[start of RECORDED DATA]
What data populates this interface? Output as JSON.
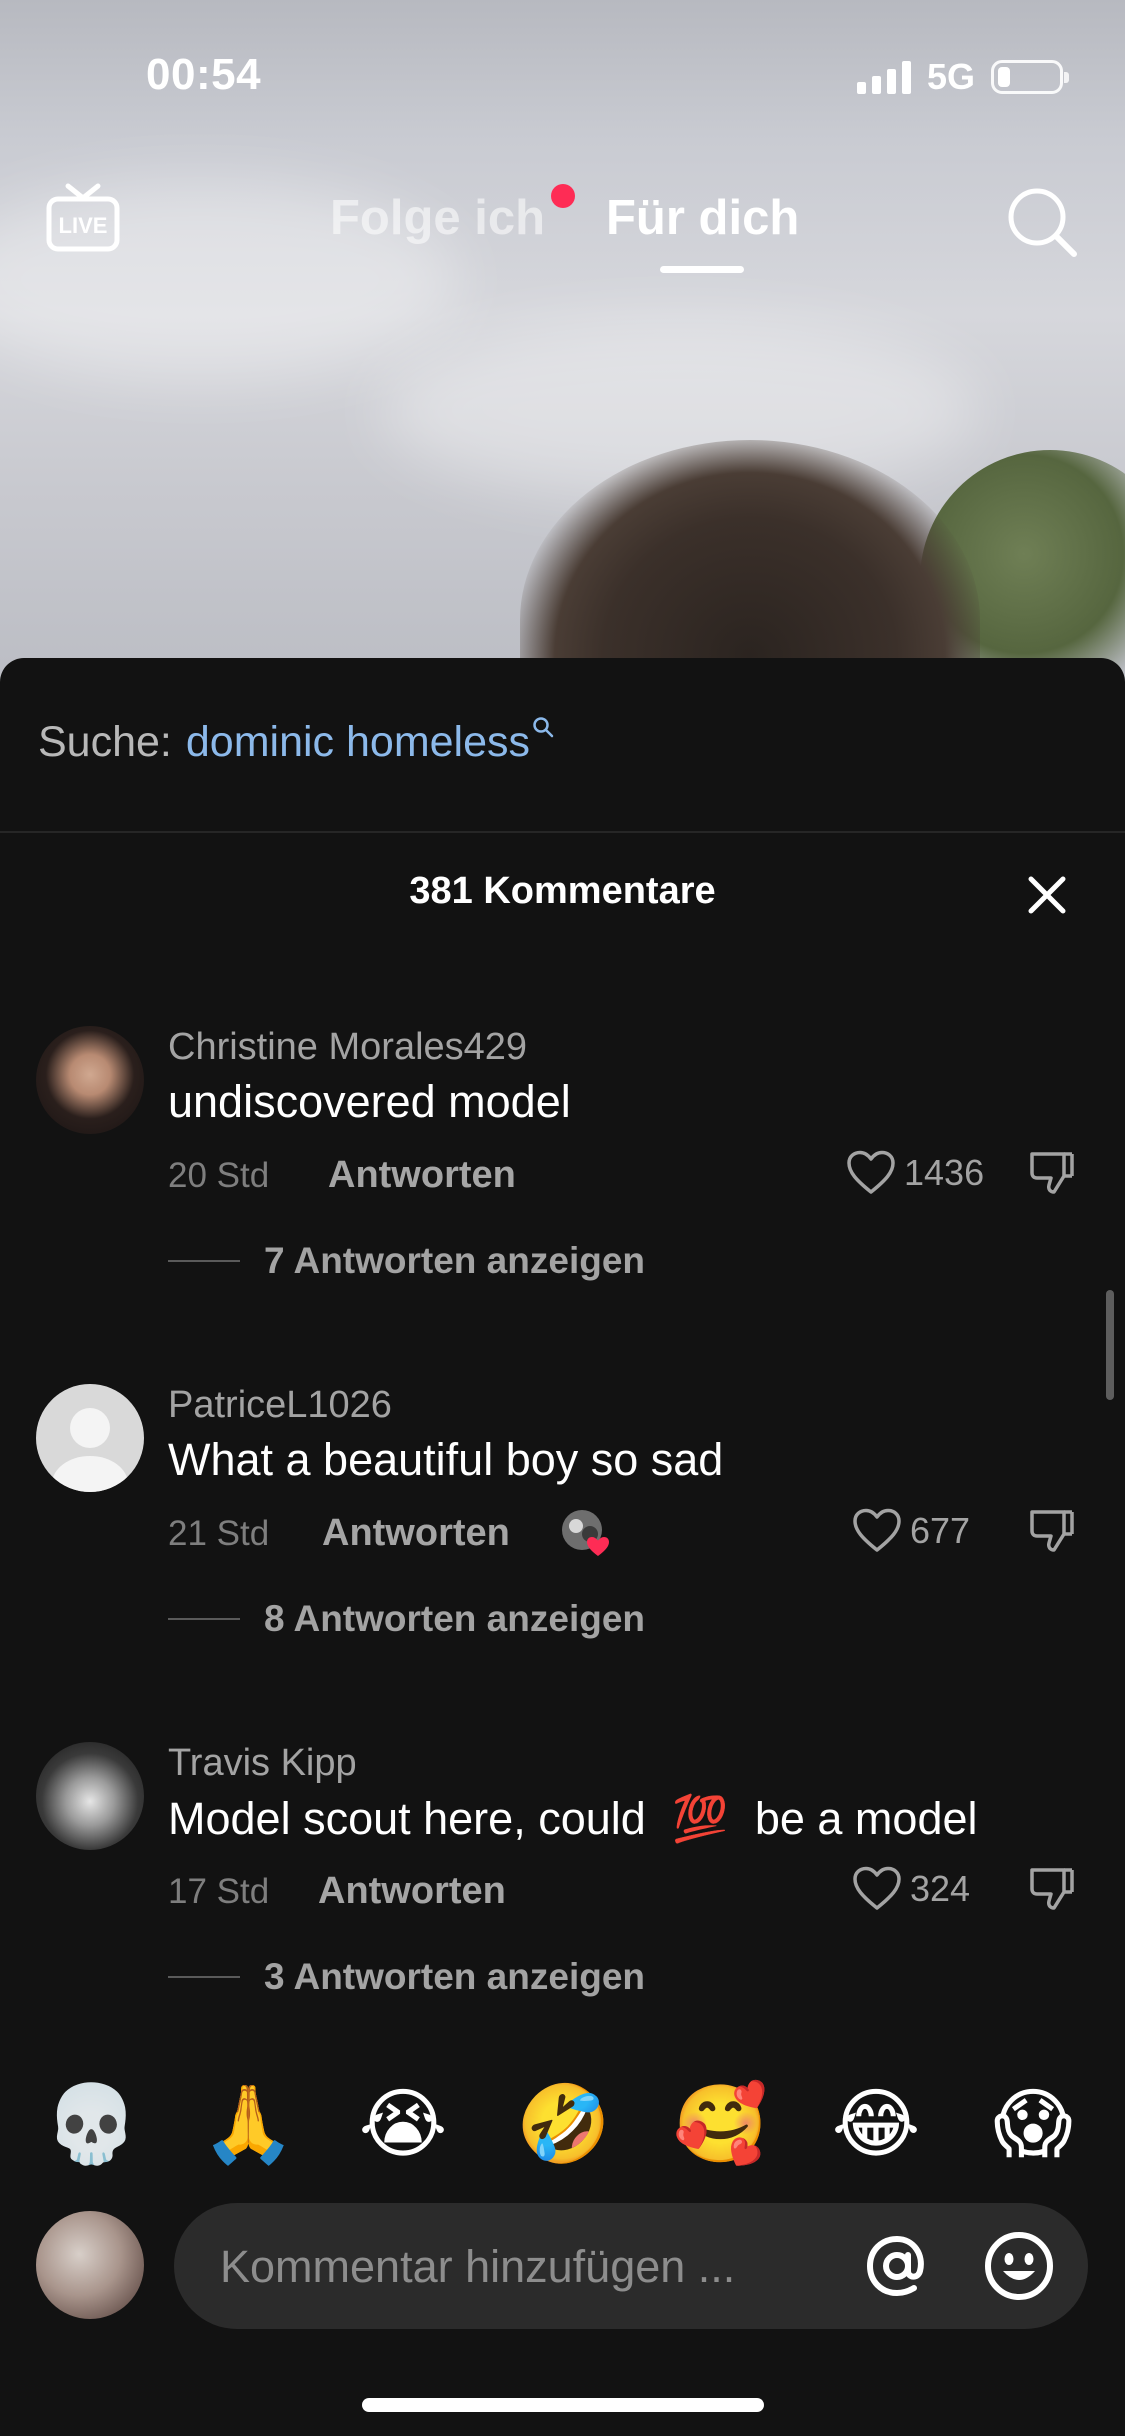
{
  "status_bar": {
    "time": "00:54",
    "network": "5G"
  },
  "top_nav": {
    "live_label": "LIVE",
    "tab_following": "Folge ich",
    "tab_for_you": "Für dich"
  },
  "sheet": {
    "search_prefix": "Suche:",
    "search_term": "dominic homeless",
    "comment_count": "381 Kommentare"
  },
  "comments": [
    {
      "author": "Christine Morales429",
      "text": "undiscovered model",
      "time": "20 Std",
      "reply_label": "Antworten",
      "likes": "1436",
      "view_replies": "7 Antworten anzeigen"
    },
    {
      "author": "PatriceL1026",
      "text": "What a beautiful boy so sad",
      "time": "21 Std",
      "reply_label": "Antworten",
      "likes": "677",
      "view_replies": "8 Antworten anzeigen"
    },
    {
      "author": "Travis Kipp",
      "text_before": "Model scout here, could",
      "text_emoji": "💯",
      "text_after": "be a model",
      "time": "17 Std",
      "reply_label": "Antworten",
      "likes": "324",
      "view_replies": "3 Antworten anzeigen"
    }
  ],
  "emoji_bar": [
    "💀",
    "🙏",
    "😭",
    "🤣",
    "🥰",
    "😂",
    "😱"
  ],
  "input": {
    "placeholder": "Kommentar hinzufügen ..."
  },
  "colors": {
    "sheet_bg": "#121212",
    "search_term": "#8cb9ea",
    "notification_dot": "#fe2c55",
    "input_bg": "#2b2b2b"
  }
}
[end of RECORDED DATA]
## [EXERCISE DETAILS]
Will you restate every entry word for word and omit the images?

## [ANSWER FOR THE TASK]
What data populates this interface? Output as JSON.
{
  "status_bar": {
    "time": "00:54",
    "network": "5G"
  },
  "top_nav": {
    "live_label": "LIVE",
    "tab_following": "Folge ich",
    "tab_for_you": "Für dich"
  },
  "sheet": {
    "search_prefix": "Suche:",
    "search_term": "dominic homeless",
    "comment_count": "381 Kommentare"
  },
  "comments": [
    {
      "author": "Christine Morales429",
      "text": "undiscovered model",
      "time": "20 Std",
      "reply_label": "Antworten",
      "likes": "1436",
      "view_replies": "7 Antworten anzeigen"
    },
    {
      "author": "PatriceL1026",
      "text": "What a beautiful boy so sad",
      "time": "21 Std",
      "reply_label": "Antworten",
      "likes": "677",
      "view_replies": "8 Antworten anzeigen"
    },
    {
      "author": "Travis Kipp",
      "text_before": "Model scout here, could",
      "text_emoji": "💯",
      "text_after": "be a model",
      "time": "17 Std",
      "reply_label": "Antworten",
      "likes": "324",
      "view_replies": "3 Antworten anzeigen"
    }
  ],
  "emoji_bar": [
    "💀",
    "🙏",
    "😭",
    "🤣",
    "🥰",
    "😂",
    "😱"
  ],
  "input": {
    "placeholder": "Kommentar hinzufügen ..."
  },
  "colors": {
    "sheet_bg": "#121212",
    "search_term": "#8cb9ea",
    "notification_dot": "#fe2c55",
    "input_bg": "#2b2b2b"
  }
}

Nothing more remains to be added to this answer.